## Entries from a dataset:
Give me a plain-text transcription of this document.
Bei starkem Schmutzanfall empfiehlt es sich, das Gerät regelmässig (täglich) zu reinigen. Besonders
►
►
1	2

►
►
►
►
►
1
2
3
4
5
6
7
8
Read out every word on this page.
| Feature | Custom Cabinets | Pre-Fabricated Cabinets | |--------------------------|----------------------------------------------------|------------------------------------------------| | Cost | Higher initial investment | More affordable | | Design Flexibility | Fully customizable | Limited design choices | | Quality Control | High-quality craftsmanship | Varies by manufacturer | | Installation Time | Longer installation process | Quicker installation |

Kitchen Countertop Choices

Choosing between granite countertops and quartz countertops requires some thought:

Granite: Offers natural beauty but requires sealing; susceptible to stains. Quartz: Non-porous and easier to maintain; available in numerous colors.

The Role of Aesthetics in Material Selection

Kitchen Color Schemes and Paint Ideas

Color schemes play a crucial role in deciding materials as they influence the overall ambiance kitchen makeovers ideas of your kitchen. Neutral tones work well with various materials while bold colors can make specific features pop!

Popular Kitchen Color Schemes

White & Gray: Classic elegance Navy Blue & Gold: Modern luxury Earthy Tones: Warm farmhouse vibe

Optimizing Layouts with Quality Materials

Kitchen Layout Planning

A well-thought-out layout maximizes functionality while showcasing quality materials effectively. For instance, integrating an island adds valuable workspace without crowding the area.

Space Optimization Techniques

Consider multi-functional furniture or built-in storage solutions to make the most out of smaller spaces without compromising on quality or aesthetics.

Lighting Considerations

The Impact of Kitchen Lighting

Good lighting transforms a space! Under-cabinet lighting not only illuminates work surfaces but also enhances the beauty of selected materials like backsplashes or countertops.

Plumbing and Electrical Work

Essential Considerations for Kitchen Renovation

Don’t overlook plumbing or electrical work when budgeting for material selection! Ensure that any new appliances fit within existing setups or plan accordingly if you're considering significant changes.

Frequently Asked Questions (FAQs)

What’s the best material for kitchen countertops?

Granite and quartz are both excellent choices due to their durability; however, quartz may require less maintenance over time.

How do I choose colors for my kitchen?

## Problem to work on:
Where does the word "Considerations" appear in the listing? List each line that holds it.

## Result below:
Lighting Considerations
Essential Considerations for Kitchen Renovation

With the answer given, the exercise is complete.